___ Exercise input

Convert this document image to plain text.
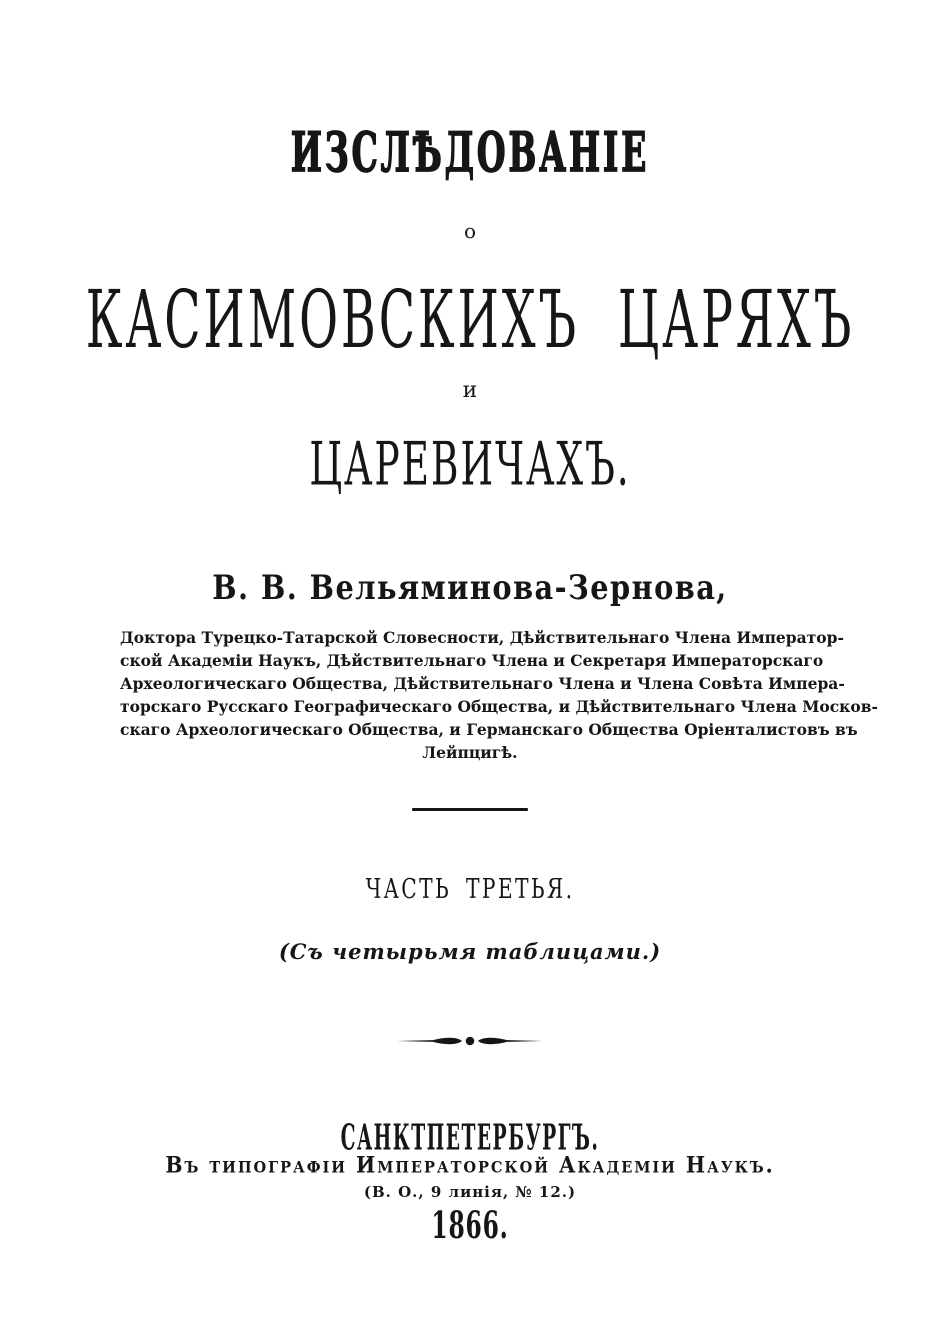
ИЗСЛѢДОВАНІЕ
о
КАСИМОВСКИХЪ ЦАРЯХЪ
и
ЦАРЕВИЧАХЪ.
В. В. Вельяминова-Зернова,
Доктора Турецко-Татарской Словесности, Дѣйствительнаго Члена Император-
ской Академіи Наукъ, Дѣйствительнаго Члена и Секретаря Императорскаго
Археологическаго Общества, Дѣйствительнаго Члена и Члена Совѣта Импера-
торскаго Русскаго Географическаго Общества, и Дѣйствительнаго Члена Москов-
скаго Археологическаго Общества, и Германскаго Общества Оріенталистовъ въ
Лейпцигѣ.
ЧАСТЬ ТРЕТЬЯ.
(Съ четырьмя таблицами.)
САНКТПЕТЕРБУРГЪ.
Въ типографіи Императорской Академіи Наукъ.
(В. О., 9 линія, № 12.)
1866.
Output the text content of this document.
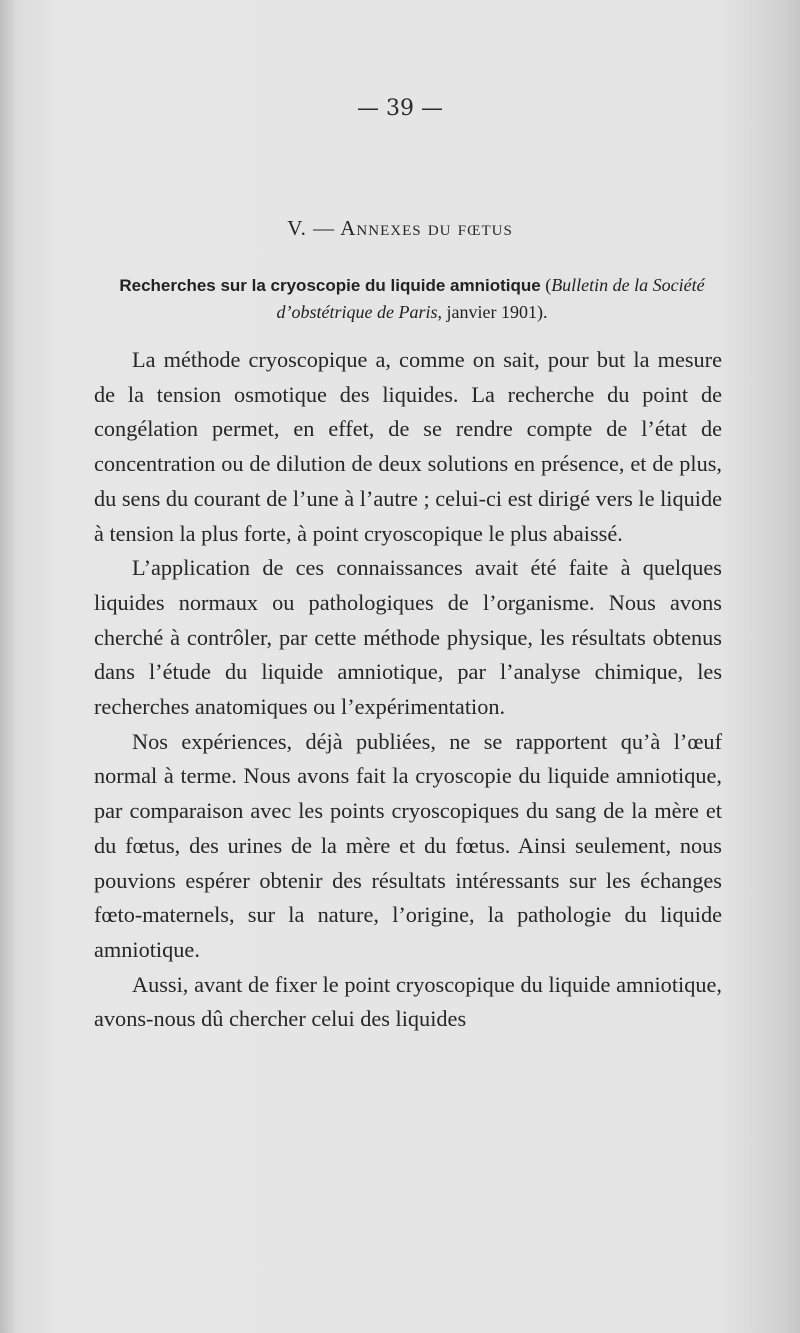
— 39 —
V. — Annexes du fœtus
Recherches sur la cryoscopie du liquide amniotique (Bulletin de la Société d’obstétrique de Paris, janvier 1901).

La méthode cryoscopique a, comme on sait, pour but la mesure de la tension osmotique des liquides. La recherche du point de congélation permet, en effet, de se rendre compte de l’état de concentration ou de dilution de deux solutions en présence, et de plus, du sens du courant de l’une à l’autre ; celui-ci est dirigé vers le liquide à tension la plus forte, à point cryoscopique le plus abaissé.

L’application de ces connaissances avait été faite à quelques liquides normaux ou pathologiques de l’organisme. Nous avons cherché à contrôler, par cette méthode physique, les résultats obtenus dans l’étude du liquide amniotique, par l’analyse chimique, les recherches anatomiques ou l’expérimentation.

Nos expériences, déjà publiées, ne se rapportent qu’à l’œuf normal à terme. Nous avons fait la cryoscopie du liquide amniotique, par comparaison avec les points cryoscopiques du sang de la mère et du fœtus, des urines de la mère et du fœtus. Ainsi seulement, nous pouvions espérer obtenir des résultats intéressants sur les échanges fœto-maternels, sur la nature, l’origine, la pathologie du liquide amniotique.

Aussi, avant de fixer le point cryoscopique du liquide amniotique, avons-nous dû chercher celui des liquides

______

**Exercise description**
From the data, pick out every line that includes "Академіи".

**Solution**
ской Академіи Наукъ, Дѣйствительнаго Члена и Секретаря Императорскаго
Въ типографіи Императорской Академіи Наукъ.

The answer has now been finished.